> _WORK REQUIRED_: Gather the lines from the material that contain "Иван".

> _DATA SHOWN_:

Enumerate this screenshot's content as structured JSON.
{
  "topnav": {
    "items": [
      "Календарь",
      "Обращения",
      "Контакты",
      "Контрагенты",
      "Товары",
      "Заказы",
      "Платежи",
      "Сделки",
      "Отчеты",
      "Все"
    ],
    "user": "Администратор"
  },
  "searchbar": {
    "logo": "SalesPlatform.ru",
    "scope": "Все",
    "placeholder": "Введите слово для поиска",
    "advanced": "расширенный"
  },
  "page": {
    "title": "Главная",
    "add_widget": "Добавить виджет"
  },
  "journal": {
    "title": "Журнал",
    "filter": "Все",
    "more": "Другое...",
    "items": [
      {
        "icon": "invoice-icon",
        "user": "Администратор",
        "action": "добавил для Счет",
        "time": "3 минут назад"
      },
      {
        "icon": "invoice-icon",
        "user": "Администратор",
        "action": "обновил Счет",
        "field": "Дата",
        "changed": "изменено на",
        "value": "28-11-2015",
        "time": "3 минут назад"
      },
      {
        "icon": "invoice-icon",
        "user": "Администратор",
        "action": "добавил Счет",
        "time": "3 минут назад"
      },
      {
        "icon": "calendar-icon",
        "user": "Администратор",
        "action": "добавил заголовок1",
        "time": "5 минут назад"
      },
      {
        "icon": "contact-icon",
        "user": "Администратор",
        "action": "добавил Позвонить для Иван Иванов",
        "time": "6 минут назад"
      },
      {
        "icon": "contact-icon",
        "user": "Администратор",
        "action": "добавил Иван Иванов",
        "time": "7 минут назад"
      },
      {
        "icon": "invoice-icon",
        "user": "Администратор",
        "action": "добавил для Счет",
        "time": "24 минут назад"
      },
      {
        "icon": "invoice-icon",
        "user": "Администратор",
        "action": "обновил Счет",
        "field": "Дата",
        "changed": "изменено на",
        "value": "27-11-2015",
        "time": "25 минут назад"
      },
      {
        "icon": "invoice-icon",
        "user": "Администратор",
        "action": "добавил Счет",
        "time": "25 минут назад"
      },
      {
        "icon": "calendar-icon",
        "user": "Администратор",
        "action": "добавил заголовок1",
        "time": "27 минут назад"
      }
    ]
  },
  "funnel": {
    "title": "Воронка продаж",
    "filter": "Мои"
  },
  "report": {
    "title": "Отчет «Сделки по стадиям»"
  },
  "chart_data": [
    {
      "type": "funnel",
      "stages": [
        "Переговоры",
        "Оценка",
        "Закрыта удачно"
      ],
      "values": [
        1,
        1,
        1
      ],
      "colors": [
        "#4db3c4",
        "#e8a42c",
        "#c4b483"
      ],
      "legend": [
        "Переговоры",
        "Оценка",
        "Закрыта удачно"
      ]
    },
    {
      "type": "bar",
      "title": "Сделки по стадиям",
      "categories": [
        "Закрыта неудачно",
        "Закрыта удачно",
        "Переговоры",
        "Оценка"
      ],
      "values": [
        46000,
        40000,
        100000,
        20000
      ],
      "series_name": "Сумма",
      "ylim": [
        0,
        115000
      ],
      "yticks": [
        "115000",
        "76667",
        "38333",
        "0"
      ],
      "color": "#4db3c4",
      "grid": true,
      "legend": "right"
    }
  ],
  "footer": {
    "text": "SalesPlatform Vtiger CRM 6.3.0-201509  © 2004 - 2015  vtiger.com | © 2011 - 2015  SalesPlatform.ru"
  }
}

> _WRITTEN SOLUTION_:
        "action": "добавил Позвонить для Иван Иванов",
        "action": "добавил Иван Иванов",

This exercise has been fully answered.